Answer with one number only: the number of lines that include the word "maturity".

=== Records ===

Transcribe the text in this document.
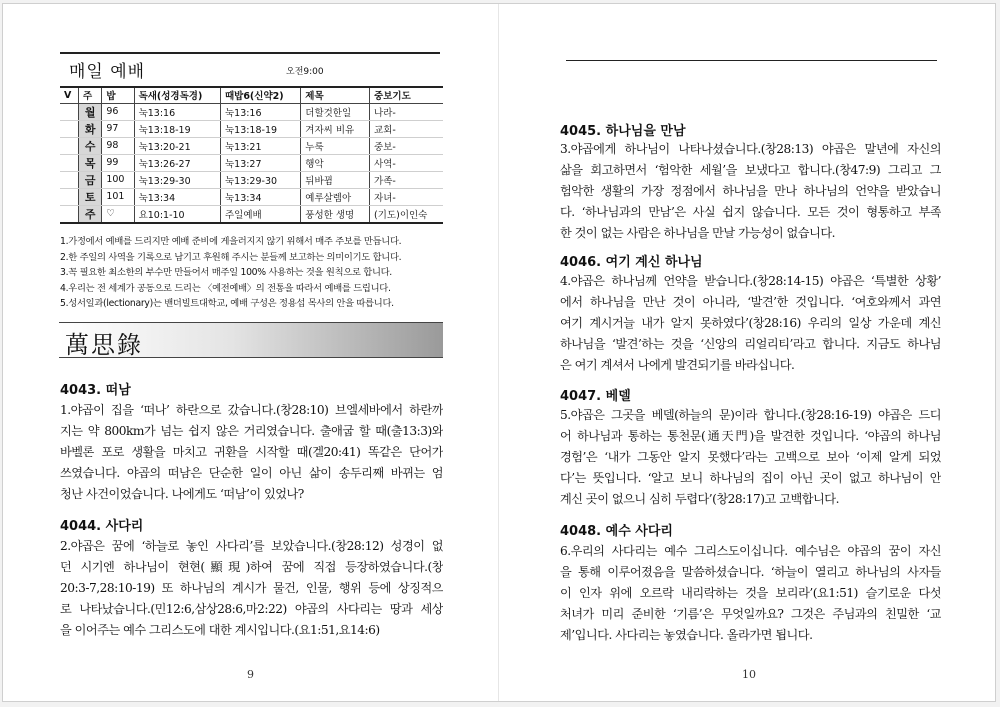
매일 예배	오전9:00
V	주	밥	독새(성경독경)	때밥6(신약2)	제목	중보기도
	월	96	눅13:16	눅13:16	더할것한일	나라-
	화	97	눅13:18-19	눅13:18-19	겨자씨 비유	교회-
	수	98	눅13:20-21	눅13:21	누룩	중보-
	목	99	눅13:26-27	눅13:27	행악	사역-
	금	100	눅13:29-30	눅13:29-30	뒤바뀜	가족-
	토	101	눅13:34	눅13:34	예루살렘아	자녀-
	주	♡	요10:1-10	주일예배	풍성한 생명	(기도)이인숙
1.가정에서 예배를 드리지만 예배 준비에 게을러지지 않기 위해서 매주 주보를 만듭니다.
2.한 주일의 사역을 기록으로 남기고 후원해 주시는 분들께 보고하는 의미이기도 합니다.
3.꼭 필요한 최소한의 부수만 만들어서 매주일 100% 사용하는 것을 원칙으로 합니다.
4.우리는 전 세계가 공동으로 드리는 〈예전예배〉의 전통을 따라서 예배를 드립니다.
5.성서일과(lectionary)는 밴더빌트대학교, 예배 구성은 정용섭 목사의 안을 따릅니다.
萬思錄
4043. 떠남
1.야곱이 집을 ‘떠나’ 하란으로 갔습니다.(창28:10) 브엘세바에서 하란까
지는 약 800km가 넘는 쉽지 않은 거리였습니다. 출애굽 할 때(출13:3)와
바벨론 포로 생활을 마치고 귀환을 시작할 때(겔20:41) 똑같은 단어가
쓰였습니다. 야곱의 떠남은 단순한 일이 아닌 삶이 송두리째 바뀌는 엄
청난 사건이었습니다. 나에게도 ‘떠남’이 있었나?
4044. 사다리
2.야곱은 꿈에 ‘하늘로 놓인 사다리’를 보았습니다.(창28:12) 성경이 없
던 시기엔 하나님이 현현(顯現)하여 꿈에 직접 등장하였습니다.(창
20:3-7,28:10-19) 또 하나님의 계시가 물건, 인물, 행위 등에 상징적으
로 나타났습니다.(민12:6,삼상28:6,마2:22) 야곱의 사다리는 땅과 세상
을 이어주는 예수 그리스도에 대한 계시입니다.(요1:51,요14:6)
9
4045. 하나님을 만남
3.야곱에게 하나님이 나타나셨습니다.(창28:13) 야곱은 말년에 자신의
삶을 회고하면서 ‘험악한 세월’을 보냈다고 합니다.(창47:9) 그리고 그
험악한 생활의 가장 정점에서 하나님을 만나 하나님의 언약을 받았습니
다. ‘하나님과의 만남’은 사실 쉽지 않습니다. 모든 것이 형통하고 부족
한 것이 없는 사람은 하나님을 만날 가능성이 없습니다.
4046. 여기 계신 하나님
4.야곱은 하나님께 언약을 받습니다.(창28:14-15) 야곱은 ‘특별한 상황’
에서 하나님을 만난 것이 아니라, ‘발견’한 것입니다. ‘여호와께서 과연
여기 계시거늘 내가 알지 못하였다’(창28:16) 우리의 일상 가운데 계신
하나님을 ‘발견’하는 것을 ‘신앙의 리얼리티’라고 합니다. 지금도 하나님
은 여기 계셔서 나에게 발견되기를 바라십니다.
4047. 베델
5.야곱은 그곳을 베델(하늘의 문)이라 합니다.(창28:16-19) 야곱은 드디
어 하나님과 통하는 통천문(通天門)을 발견한 것입니다. ‘야곱의 하나님
경험’은 ‘내가 그동안 알지 못했다’라는 고백으로 보아 ‘이제 알게 되었
다’는 뜻입니다. ‘알고 보니 하나님의 집이 아닌 곳이 없고 하나님이 안
계신 곳이 없으니 심히 두렵다’(창28:17)고 고백합니다.
4048. 예수 사다리
6.우리의 사다리는 예수 그리스도이십니다. 예수님은 야곱의 꿈이 자신
을 통해 이루어졌음을 말씀하셨습니다. ‘하늘이 열리고 하나님의 사자들
이 인자 위에 오르락 내리락하는 것을 보리라’(요1:51) 슬기로운 다섯
처녀가 미리 준비한 ‘기름’은 무엇일까요? 그것은 주님과의 친밀한 ‘교
제’입니다. 사다리는 놓였습니다. 올라가면 됩니다.
10
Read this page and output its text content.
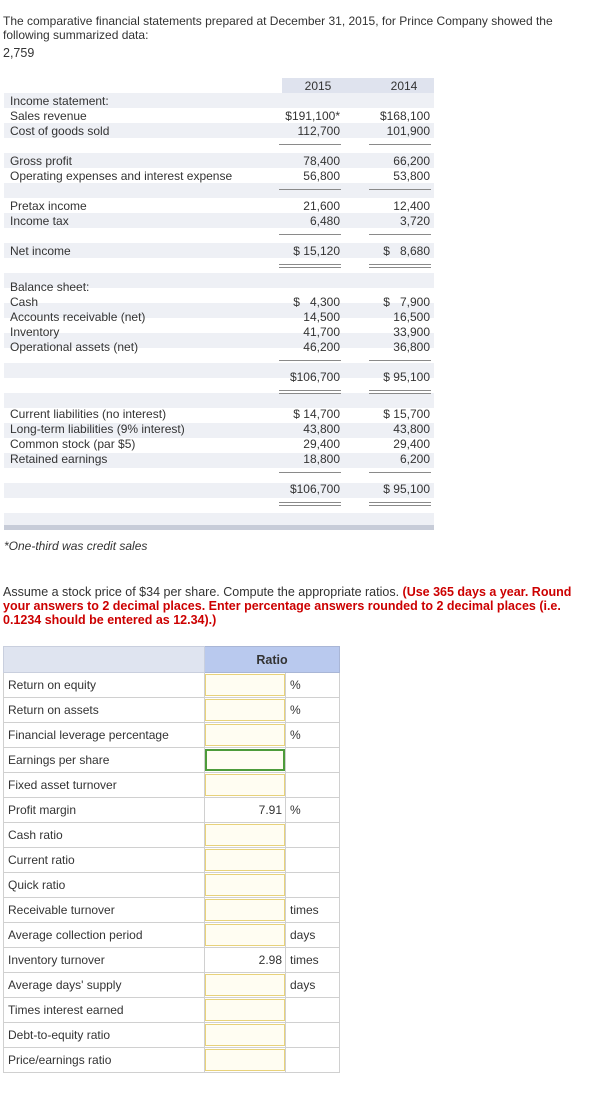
The comparative financial statements prepared at December 31, 2015, for Prince Company showed the following summarized data:
2,759
2015	2014
Income statement:
Sales revenue	$191,100*	$168,100
Cost of goods sold	112,700	101,900
Gross profit	78,400	66,200
Operating expenses and interest expense	56,800	53,800
Pretax income	21,600	12,400
Income tax	6,480	3,720
Net income	$ 15,120	$   8,680
Balance sheet:
Cash	$   4,300	$   7,900
Accounts receivable (net)	14,500	16,500
Inventory	41,700	33,900
Operational assets (net)	46,200	36,800
$106,700	$ 95,100
Current liabilities (no interest)	$ 14,700	$ 15,700
Long-term liabilities (9% interest)	43,800	43,800
Common stock (par $5)	29,400	29,400
Retained earnings	18,800	6,200
$106,700	$ 95,100
*One-third was credit sales
Assume a stock price of $34 per share. Compute the appropriate ratios. (Use 365 days a year. Round your answers to 2 decimal places. Enter percentage answers rounded to 2 decimal places (i.e. 0.1234 should be entered as 12.34).)
	Ratio	
Return on equity		%
Return on assets		%
Financial leverage percentage		%
Earnings per share	

Fixed asset turnover	

Profit margin	7.91	%
Cash ratio	

Current ratio	

Quick ratio	

Receivable turnover		times
Average collection period		days
Inventory turnover	2.98	times
Average days' supply		days
Times interest earned	

Debt-to-equity ratio	

Price/earnings ratio	
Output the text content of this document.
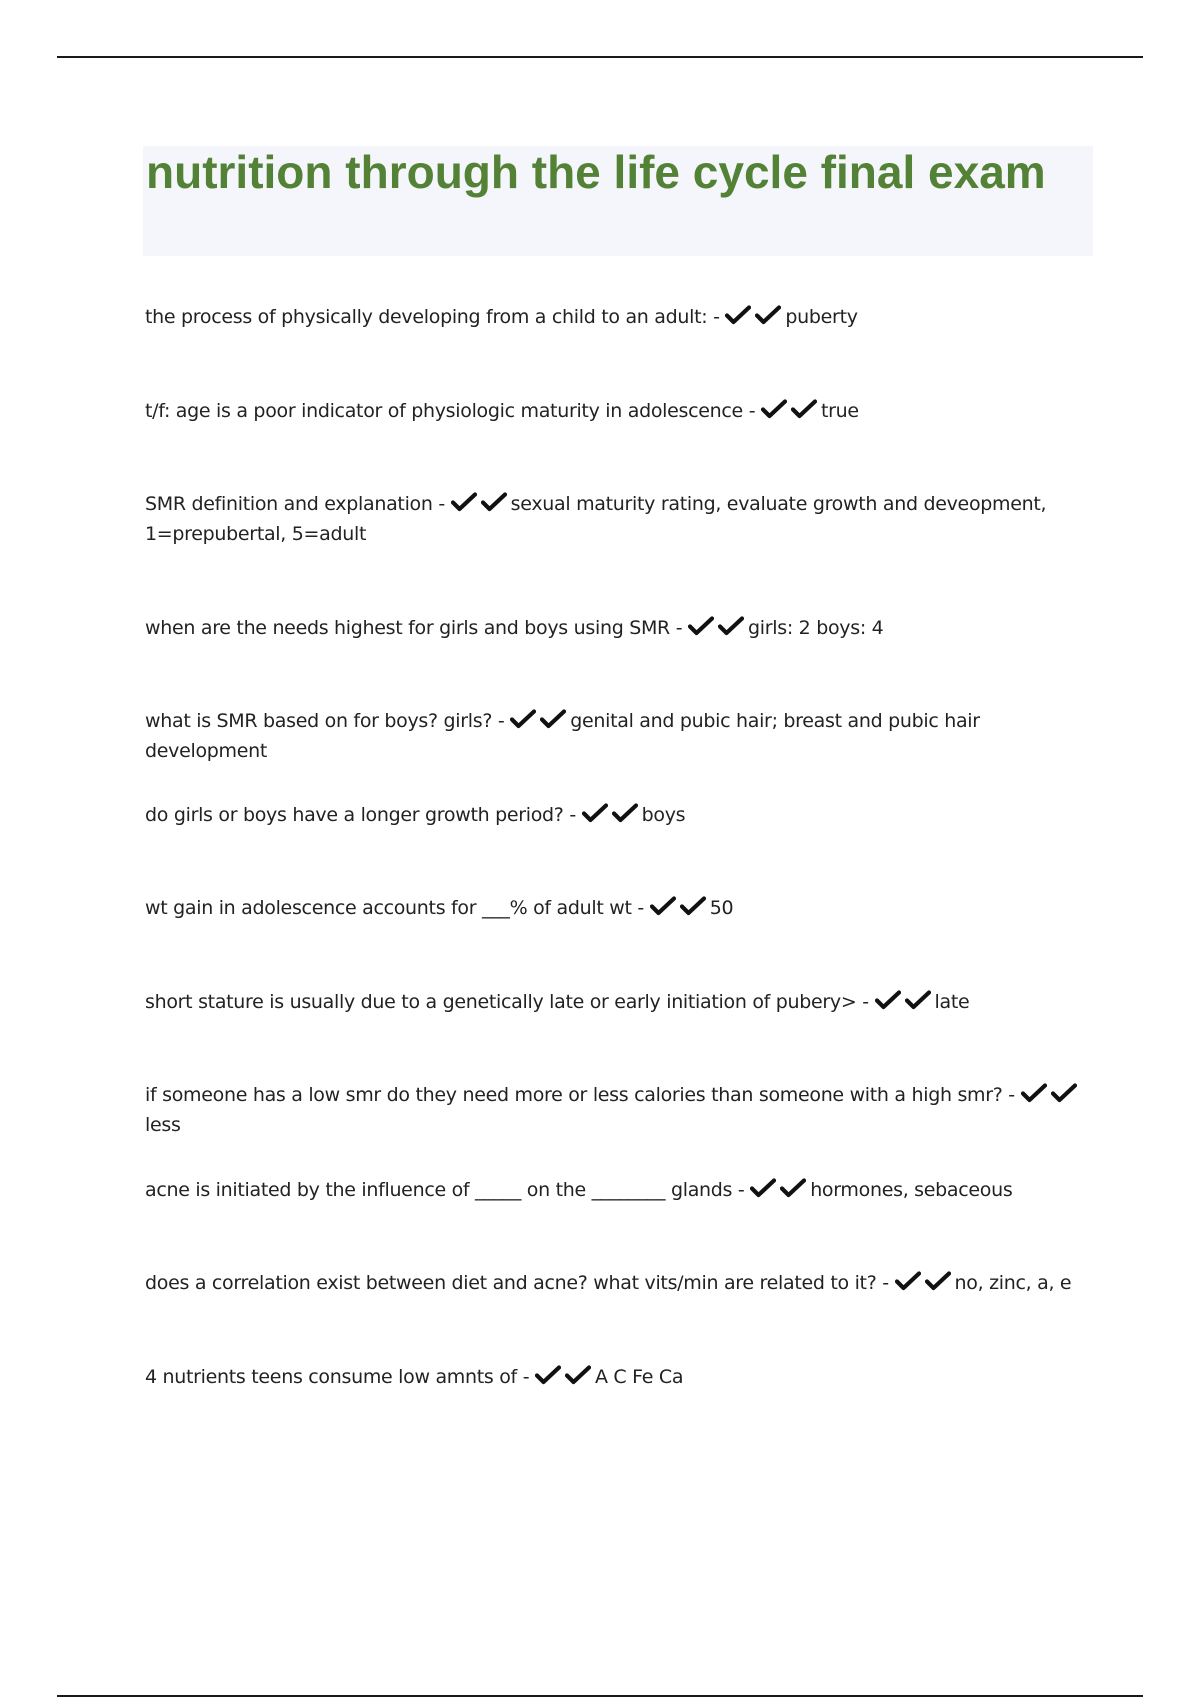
nutrition through the life cycle final exam
the process of physically developing from a child to an adult: -	puberty
t/f: age is a poor indicator of physiologic maturity in adolescence -	true
SMR definition and explanation -	sexual maturity rating, evaluate growth and deveopment, 1=prepubertal, 5=adult
when are the needs highest for girls and boys using SMR -	girls: 2 boys: 4
what is SMR based on for boys? girls? -	genital and pubic hair; breast and pubic hair development
do girls or boys have a longer growth period? -	boys
wt gain in adolescence accounts for ___% of adult wt -	50
short stature is usually due to a genetically late or early initiation of pubery> -	late
if someone has a low smr do they need more or less calories than someone with a high smr? -
less
acne is initiated by the influence of _____ on the ________ glands -	hormones, sebaceous
does a correlation exist between diet and acne? what vits/min are related to it? -	no, zinc, a, e
4 nutrients teens consume low amnts of -	A C Fe Ca
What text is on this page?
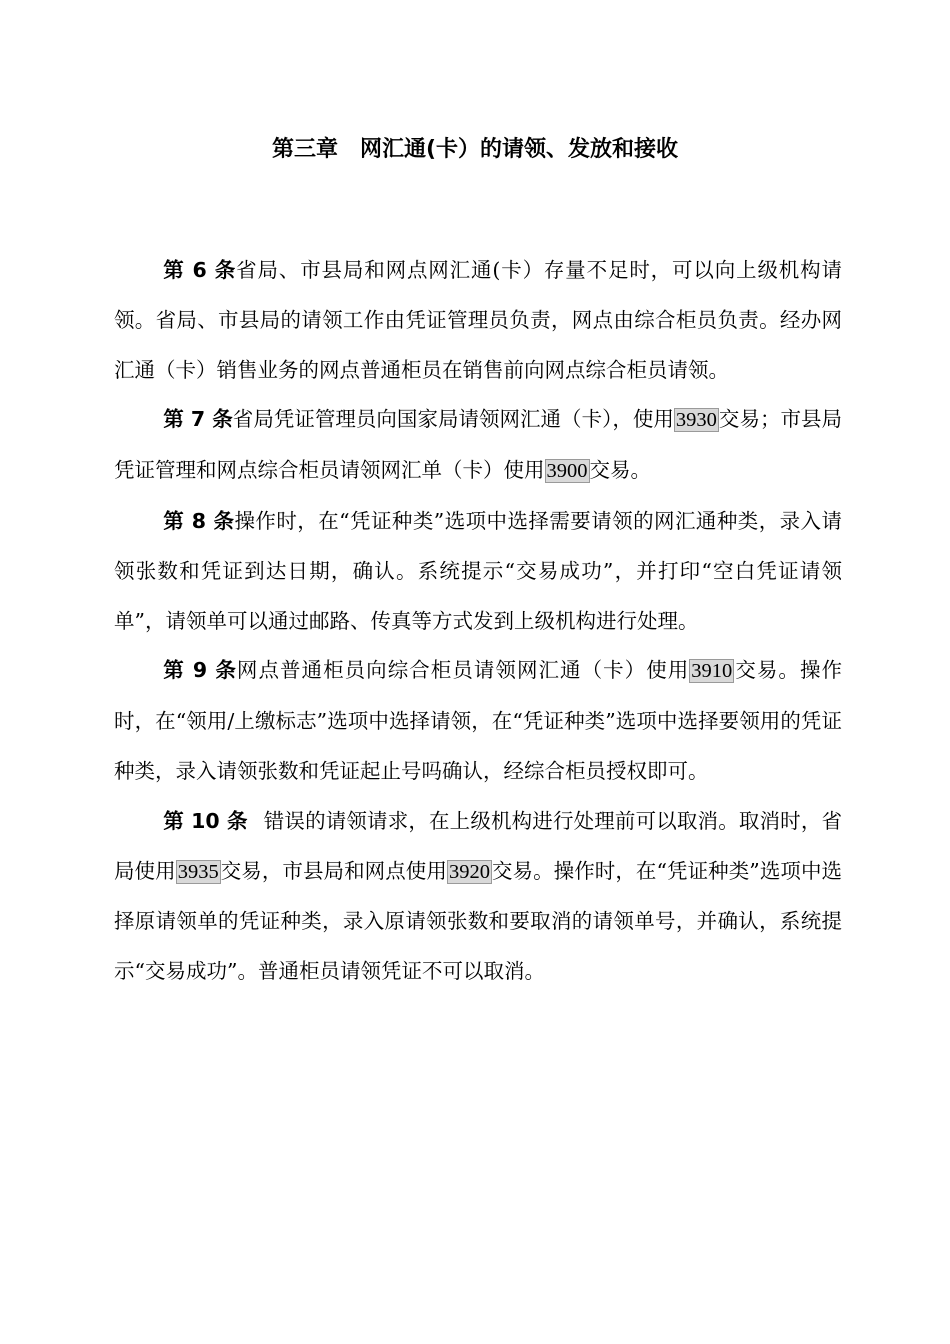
第三章　网汇通(卡）的请领、发放和接收

第 6 条省局、市县局和网点网汇通(卡）存量不足时，可以向上级机构请领。省局、市县局的请领工作由凭证管理员负责，网点由综合柜员负责。经办网汇通（卡）销售业务的网点普通柜员在销售前向网点综合柜员请领。

第 7 条省局凭证管理员向国家局请领网汇通（卡），使用3930交易；市县局凭证管理和网点综合柜员请领网汇单（卡）使用3900交易。

第 8 条操作时，在“凭证种类”选项中选择需要请领的网汇通种类，录入请领张数和凭证到达日期，确认。系统提示“交易成功”，并打印“空白凭证请领单”，请领单可以通过邮路、传真等方式发到上级机构进行处理。

第 9 条网点普通柜员向综合柜员请领网汇通（卡）使用3910交易。操作时，在“领用/上缴标志”选项中选择请领，在“凭证种类”选项中选择要领用的凭证种类，录入请领张数和凭证起止号吗确认，经综合柜员授权即可。

第 10 条 错误的请领请求，在上级机构进行处理前可以取消。取消时，省局使用3935交易，市县局和网点使用3920交易。操作时，在“凭证种类”选项中选择原请领单的凭证种类，录入原请领张数和要取消的请领单号，并确认，系统提示“交易成功”。普通柜员请领凭证不可以取消。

===

Output of the task:
2